CCJ Innovators profiles carriers and fleets that have found innovative ways to overcome trucking’s challenges. If you know a carrier that has displayed innovation, contact CCJ Chief Editor Jason Cannon at email@example.com or 800-633-5953.
Cash may be king, but there is currently a line of decentralized currency vying to take the place of the all mighty dollar.
Bitcoin and various cryptocurrency kin like Ethereum or Dogecoin might be the most widely known digital currencies, but one of the more trendy quasi-monetary devices is the non-fungible token (NFT).
Hoping to cash in on the trend, 205-truck van and end dump trucking carrier Woody Bogler Trucking is leaping into the metaverse, releasing what is likely the first NFT collection in the trucking industry.
Think of an NFT like a digital baseball card, and its value is determined in a few ways: mostly its scarcity, collectability and the mass appeal of the digital artist. If you own one NFT, for example, of which 10,000 were minted, it's generally worth less than a 1-of-1 unless you find a collector in need of yours to complete their collection. In that case, the laws of supply and demand take over. And if your 1-of-1 holding was compiled by a widely revered artist, you might be holding the digital equivalent of the Mona Lisa.
"You can think of an NFT as a deed or a token," said Woody Bogler President and CEO Tracy Bogler, adding that NFTs have been a blooming personal interest. "Owning an NFT really provides a sense of belonging to a community, and we thought it would be interesting to create a collection and then offer ownership to our drivers. We realize that many people are unfamiliar with these digital assets, but we believe they have great potential in the trucking community.”
The marketplace for these digital artwork files has taken off. OpenSea, the largest NFT platform in the world, recorded transactions totaling nearly $5 billion in January. A handful of exclusive tokens by noteworthy artists have fetched millions of dollars. Everydays: the First 5000 Days – a collage assembled by digital artist Beeple – sold last year for almost $70 million at auction through Christie's.
However, Woody Bolger Trucking isn't looking to be the industry's Beeple. The carrier's collection was launched for its drivers.
The initial collection – designed by Todd Obermiller, who also handles the carrier's social media – consists of five limited release and unique Woody Bogler Trucking designs, which can be accessed either in OpenSea or held in certain crypto wallets. The Gerald, Missouri-based carrier will transfer NFT’s to driver wallets, which incur no cost to the drivers to hold. New company drivers hired in the first quarter this year will receive an NFT upon completion of their orientation and training. Current drivers will get a special edition token only available to them, but they can sell or trade them away.

◆ **DATASET ENTRIES**
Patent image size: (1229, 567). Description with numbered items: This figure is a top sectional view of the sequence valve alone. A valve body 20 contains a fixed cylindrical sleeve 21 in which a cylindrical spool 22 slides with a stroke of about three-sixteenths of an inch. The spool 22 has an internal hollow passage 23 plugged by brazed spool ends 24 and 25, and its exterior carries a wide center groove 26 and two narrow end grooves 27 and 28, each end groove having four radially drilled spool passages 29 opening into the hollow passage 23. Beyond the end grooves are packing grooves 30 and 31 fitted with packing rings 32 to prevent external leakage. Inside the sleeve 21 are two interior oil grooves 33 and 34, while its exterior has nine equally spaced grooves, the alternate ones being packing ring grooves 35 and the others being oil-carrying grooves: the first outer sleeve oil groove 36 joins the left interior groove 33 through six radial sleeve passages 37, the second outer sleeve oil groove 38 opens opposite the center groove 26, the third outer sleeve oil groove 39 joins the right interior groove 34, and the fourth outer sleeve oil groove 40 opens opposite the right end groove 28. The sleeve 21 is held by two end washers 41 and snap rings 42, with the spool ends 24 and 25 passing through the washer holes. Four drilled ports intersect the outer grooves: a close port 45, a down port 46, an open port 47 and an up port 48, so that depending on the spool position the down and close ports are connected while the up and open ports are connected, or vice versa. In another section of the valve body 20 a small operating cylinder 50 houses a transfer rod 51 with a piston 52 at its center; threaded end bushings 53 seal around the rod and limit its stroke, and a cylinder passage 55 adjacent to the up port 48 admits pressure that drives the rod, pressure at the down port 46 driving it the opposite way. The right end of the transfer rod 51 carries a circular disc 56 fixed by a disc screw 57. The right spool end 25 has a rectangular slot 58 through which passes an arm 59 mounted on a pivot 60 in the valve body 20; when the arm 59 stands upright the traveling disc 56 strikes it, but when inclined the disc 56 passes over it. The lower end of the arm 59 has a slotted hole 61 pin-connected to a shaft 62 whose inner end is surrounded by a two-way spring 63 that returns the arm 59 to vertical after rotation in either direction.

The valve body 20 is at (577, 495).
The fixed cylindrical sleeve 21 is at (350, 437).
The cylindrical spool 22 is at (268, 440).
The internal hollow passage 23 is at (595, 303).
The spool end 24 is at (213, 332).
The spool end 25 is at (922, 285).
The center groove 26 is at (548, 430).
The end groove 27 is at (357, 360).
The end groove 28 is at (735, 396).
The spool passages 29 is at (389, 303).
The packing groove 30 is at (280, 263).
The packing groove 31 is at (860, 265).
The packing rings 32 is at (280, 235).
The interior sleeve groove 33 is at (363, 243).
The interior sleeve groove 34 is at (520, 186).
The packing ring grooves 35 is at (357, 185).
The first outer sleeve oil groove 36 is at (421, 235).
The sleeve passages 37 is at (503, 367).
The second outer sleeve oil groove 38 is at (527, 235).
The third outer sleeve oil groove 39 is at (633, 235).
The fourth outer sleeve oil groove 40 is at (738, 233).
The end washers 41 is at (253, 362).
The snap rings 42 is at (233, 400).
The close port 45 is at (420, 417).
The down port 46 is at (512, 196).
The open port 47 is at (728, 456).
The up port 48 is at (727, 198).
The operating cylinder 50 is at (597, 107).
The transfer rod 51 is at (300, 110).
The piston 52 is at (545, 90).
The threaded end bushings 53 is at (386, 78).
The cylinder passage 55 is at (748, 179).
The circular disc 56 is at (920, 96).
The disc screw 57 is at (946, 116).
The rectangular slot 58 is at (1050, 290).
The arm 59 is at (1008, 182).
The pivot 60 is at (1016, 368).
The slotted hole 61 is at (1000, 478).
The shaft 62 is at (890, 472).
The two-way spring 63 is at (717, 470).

◆ **EXERCISE DETAILS**
Carry the article on Woody Bogler Trucking's NFT collection forward from its last sentence.

◆ **SOLVED EXERCISE**
Woody Bogler Trucking Director of Recruiting Corey Novotney said he sees NFTs' place in trucking as a modern-day CAT Scale trading card, with the new-age driver trading and selling them wallet-to-wallet at the truck stop lunch counter.
"They're kind of worth what the market says. I could get on our wallet right now, and I could say $200 a piece and just see if anybody buys them, and once the driver takes possession of theirs they can sell it for however much they want, or they can hold onto it," he said. "They can even put a value on it if they want to just like art hanging on the wall. Like different artists, it all really depends on who drew it."
Novotney noted that 43% of the company's drivers have been on the job more than a decade, which has made the education around NFTs and how they can be used a key part of their rollout.
"A lot of our senior guys, they're asking questions. They're like, 'What is this?' and 'What's going on?' But some of our younger new drivers, they know what the NFT is. They may not have the wallet, but they know what they are, and they want them."
Major brands have hopped on the NFT trend with companies like McDonald's and Nike each riding the wave of popularity. McDonald's NFT is in celebration of the McRib's 40th anniversary, and Nike uses NFTs to verify authenticity of its sneakers. Taco Bell released a series of NFT gifs last February and sold out in less than 30 minutes. Originally priced at $1 each, the resale value on some of the pieces topped $18,000 with others trading around $4,000.
Woody Bogler Trucking may not have the cache of Nike or Taco Bell, but the industry as a whole does, and Novotney said he hopes other trucking companies – especially those with a large driver force – hop onboard the trend because the more NFTs that are out there, the bigger the community gets and the more opportunities for drivers to trade, collect and sell them.
"Maybe if you've got this one company's NFTs, they're gonna be more valuable than this other company's," he said. "I think it'd be great to see other companies get into it. I think it would really bring value then."